WORK TO BE COMPLETED: Transcribe all the records with complete accuracy.

== MATERIAL ==

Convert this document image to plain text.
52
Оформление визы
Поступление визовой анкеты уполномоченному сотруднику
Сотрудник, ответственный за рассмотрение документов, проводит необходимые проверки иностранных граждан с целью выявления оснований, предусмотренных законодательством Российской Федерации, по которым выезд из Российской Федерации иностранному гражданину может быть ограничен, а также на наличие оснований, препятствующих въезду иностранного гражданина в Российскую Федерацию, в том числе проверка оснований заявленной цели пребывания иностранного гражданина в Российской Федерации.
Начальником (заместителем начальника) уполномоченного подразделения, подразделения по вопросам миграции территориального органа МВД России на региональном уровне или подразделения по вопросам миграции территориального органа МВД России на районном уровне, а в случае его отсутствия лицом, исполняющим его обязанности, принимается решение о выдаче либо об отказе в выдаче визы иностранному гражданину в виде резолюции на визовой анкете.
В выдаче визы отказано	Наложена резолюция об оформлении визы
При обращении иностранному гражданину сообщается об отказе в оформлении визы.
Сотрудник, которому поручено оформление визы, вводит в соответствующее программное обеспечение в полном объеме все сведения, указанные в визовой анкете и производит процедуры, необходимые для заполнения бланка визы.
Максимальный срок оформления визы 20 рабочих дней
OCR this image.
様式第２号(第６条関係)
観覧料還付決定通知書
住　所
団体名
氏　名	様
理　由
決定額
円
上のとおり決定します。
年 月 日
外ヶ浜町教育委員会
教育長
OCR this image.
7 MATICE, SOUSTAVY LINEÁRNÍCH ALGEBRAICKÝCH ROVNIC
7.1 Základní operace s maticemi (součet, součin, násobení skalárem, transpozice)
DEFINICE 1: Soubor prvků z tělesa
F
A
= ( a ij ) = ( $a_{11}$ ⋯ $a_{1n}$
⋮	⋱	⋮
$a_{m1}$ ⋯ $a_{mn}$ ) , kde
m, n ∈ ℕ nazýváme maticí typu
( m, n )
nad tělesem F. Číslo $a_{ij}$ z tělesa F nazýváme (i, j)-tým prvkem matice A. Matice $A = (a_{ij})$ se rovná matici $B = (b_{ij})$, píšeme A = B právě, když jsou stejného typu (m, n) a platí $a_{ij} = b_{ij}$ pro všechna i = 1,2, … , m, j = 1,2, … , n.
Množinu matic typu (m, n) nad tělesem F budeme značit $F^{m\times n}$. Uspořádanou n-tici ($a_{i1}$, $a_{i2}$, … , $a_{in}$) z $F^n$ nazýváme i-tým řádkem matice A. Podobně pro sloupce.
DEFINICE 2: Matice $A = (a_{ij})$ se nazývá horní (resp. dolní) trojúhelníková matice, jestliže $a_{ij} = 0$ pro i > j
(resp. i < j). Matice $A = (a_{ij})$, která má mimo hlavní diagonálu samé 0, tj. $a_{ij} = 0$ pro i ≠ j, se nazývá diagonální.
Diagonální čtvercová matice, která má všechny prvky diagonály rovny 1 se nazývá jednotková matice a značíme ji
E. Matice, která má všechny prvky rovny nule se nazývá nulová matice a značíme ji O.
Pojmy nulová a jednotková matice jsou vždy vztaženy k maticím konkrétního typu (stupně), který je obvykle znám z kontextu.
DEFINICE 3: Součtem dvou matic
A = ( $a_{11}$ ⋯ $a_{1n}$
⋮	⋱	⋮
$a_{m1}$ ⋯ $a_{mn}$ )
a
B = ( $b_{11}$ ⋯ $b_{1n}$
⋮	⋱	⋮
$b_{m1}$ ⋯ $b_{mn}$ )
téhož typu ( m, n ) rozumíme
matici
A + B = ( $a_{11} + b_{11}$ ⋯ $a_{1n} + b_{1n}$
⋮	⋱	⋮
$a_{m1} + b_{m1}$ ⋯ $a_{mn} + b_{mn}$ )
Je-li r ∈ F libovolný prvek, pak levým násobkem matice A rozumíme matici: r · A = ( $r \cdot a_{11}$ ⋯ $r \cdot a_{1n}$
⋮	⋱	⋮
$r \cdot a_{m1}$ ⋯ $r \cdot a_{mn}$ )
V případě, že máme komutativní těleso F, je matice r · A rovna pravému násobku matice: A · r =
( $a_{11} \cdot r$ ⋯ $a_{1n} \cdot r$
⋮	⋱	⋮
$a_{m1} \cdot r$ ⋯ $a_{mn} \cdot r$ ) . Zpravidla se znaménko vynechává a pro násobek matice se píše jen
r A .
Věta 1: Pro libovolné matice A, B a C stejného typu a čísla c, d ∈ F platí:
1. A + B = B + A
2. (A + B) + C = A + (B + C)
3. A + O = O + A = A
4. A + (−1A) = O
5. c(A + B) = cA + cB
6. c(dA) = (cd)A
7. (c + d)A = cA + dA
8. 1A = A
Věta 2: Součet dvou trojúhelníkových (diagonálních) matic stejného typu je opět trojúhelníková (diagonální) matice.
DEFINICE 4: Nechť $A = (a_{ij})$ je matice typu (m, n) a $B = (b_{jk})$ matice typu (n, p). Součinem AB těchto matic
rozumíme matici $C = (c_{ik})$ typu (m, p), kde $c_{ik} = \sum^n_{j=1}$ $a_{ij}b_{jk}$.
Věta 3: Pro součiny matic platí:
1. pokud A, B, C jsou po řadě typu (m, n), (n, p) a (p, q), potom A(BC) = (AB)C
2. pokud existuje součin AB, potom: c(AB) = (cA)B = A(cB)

===

ANSWER TO THE PROBLEM:
Convert this document image to plain text.
52
Оформление визы
Поступление визовой анкеты уполномоченному сотруднику
Сотрудник, ответственный за рассмотрение документов, проводит необходимые проверки иностранных граждан с целью выявления оснований, предусмотренных законодательством Российской Федерации, по которым выезд из Российской Федерации иностранному гражданину может быть ограничен, а также на наличие оснований, препятствующих въезду иностранного гражданина в Российскую Федерацию, в том числе проверка оснований заявленной цели пребывания иностранного гражданина в Российской Федерации.
Начальником (заместителем начальника) уполномоченного подразделения, подразделения по вопросам миграции территориального органа МВД России на региональном уровне или подразделения по вопросам миграции территориального органа МВД России на районном уровне, а в случае его отсутствия лицом, исполняющим его обязанности, принимается решение о выдаче либо об отказе в выдаче визы иностранному гражданину в виде резолюции на визовой анкете.
В выдаче визы отказано	Наложена резолюция об оформлении визы
При обращении иностранному гражданину сообщается об отказе в оформлении визы.
Сотрудник, которому поручено оформление визы, вводит в соответствующее программное обеспечение в полном объеме все сведения, указанные в визовой анкете и производит процедуры, необходимые для заполнения бланка визы.
Максимальный срок оформления визы 20 рабочих дней
OCR this image.
様式第２号(第６条関係)
観覧料還付決定通知書
住　所
団体名
氏　名	様
理　由
決定額
円
上のとおり決定します。
年 月 日
外ヶ浜町教育委員会
教育長
OCR this image.
7 MATICE, SOUSTAVY LINEÁRNÍCH ALGEBRAICKÝCH ROVNIC
7.1 Základní operace s maticemi (součet, součin, násobení skalárem, transpozice)
DEFINICE 1: Soubor prvků z tělesa
F
A
= ( a ij ) = ( $a_{11}$ ⋯ $a_{1n}$
⋮	⋱	⋮
$a_{m1}$ ⋯ $a_{mn}$ ) , kde
m, n ∈ ℕ nazýváme maticí typu
( m, n )
nad tělesem F. Číslo $a_{ij}$ z tělesa F nazýváme (i, j)-tým prvkem matice A. Matice $A = (a_{ij})$ se rovná matici $B = (b_{ij})$, píšeme A = B právě, když jsou stejného typu (m, n) a platí $a_{ij} = b_{ij}$ pro všechna i = 1,2, … , m, j = 1,2, … , n.
Množinu matic typu (m, n) nad tělesem F budeme značit $F^{m\times n}$. Uspořádanou n-tici ($a_{i1}$, $a_{i2}$, … , $a_{in}$) z $F^n$ nazýváme i-tým řádkem matice A. Podobně pro sloupce.
DEFINICE 2: Matice $A = (a_{ij})$ se nazývá horní (resp. dolní) trojúhelníková matice, jestliže $a_{ij} = 0$ pro i > j
(resp. i < j). Matice $A = (a_{ij})$, která má mimo hlavní diagonálu samé 0, tj. $a_{ij} = 0$ pro i ≠ j, se nazývá diagonální.
Diagonální čtvercová matice, která má všechny prvky diagonály rovny 1 se nazývá jednotková matice a značíme ji
E. Matice, která má všechny prvky rovny nule se nazývá nulová matice a značíme ji O.
Pojmy nulová a jednotková matice jsou vždy vztaženy k maticím konkrétního typu (stupně), který je obvykle znám z kontextu.
DEFINICE 3: Součtem dvou matic
A = ( $a_{11}$ ⋯ $a_{1n}$
⋮	⋱	⋮
$a_{m1}$ ⋯ $a_{mn}$ )
a
B = ( $b_{11}$ ⋯ $b_{1n}$
⋮	⋱	⋮
$b_{m1}$ ⋯ $b_{mn}$ )
téhož typu ( m, n ) rozumíme
matici
A + B = ( $a_{11} + b_{11}$ ⋯ $a_{1n} + b_{1n}$
⋮	⋱	⋮
$a_{m1} + b_{m1}$ ⋯ $a_{mn} + b_{mn}$ )
Je-li r ∈ F libovolný prvek, pak levým násobkem matice A rozumíme matici: r · A = ( $r \cdot a_{11}$ ⋯ $r \cdot a_{1n}$
⋮	⋱	⋮
$r \cdot a_{m1}$ ⋯ $r \cdot a_{mn}$ )
V případě, že máme komutativní těleso F, je matice r · A rovna pravému násobku matice: A · r =
( $a_{11} \cdot r$ ⋯ $a_{1n} \cdot r$
⋮	⋱	⋮
$a_{m1} \cdot r$ ⋯ $a_{mn} \cdot r$ ) . Zpravidla se znaménko vynechává a pro násobek matice se píše jen
r A .
Věta 1: Pro libovolné matice A, B a C stejného typu a čísla c, d ∈ F platí:
1. A + B = B + A
2. (A + B) + C = A + (B + C)
3. A + O = O + A = A
4. A + (−1A) = O
5. c(A + B) = cA + cB
6. c(dA) = (cd)A
7. (c + d)A = cA + dA
8. 1A = A
Věta 2: Součet dvou trojúhelníkových (diagonálních) matic stejného typu je opět trojúhelníková (diagonální) matice.
DEFINICE 4: Nechť $A = (a_{ij})$ je matice typu (m, n) a $B = (b_{jk})$ matice typu (n, p). Součinem AB těchto matic
rozumíme matici $C = (c_{ik})$ typu (m, p), kde $c_{ik} = \sum^n_{j=1}$ $a_{ij}b_{jk}$.
Věta 3: Pro součiny matic platí:
1. pokud A, B, C jsou po řadě typu (m, n), (n, p) a (p, q), potom A(BC) = (AB)C
2. pokud existuje součin AB, potom: c(AB) = (cA)B = A(cB)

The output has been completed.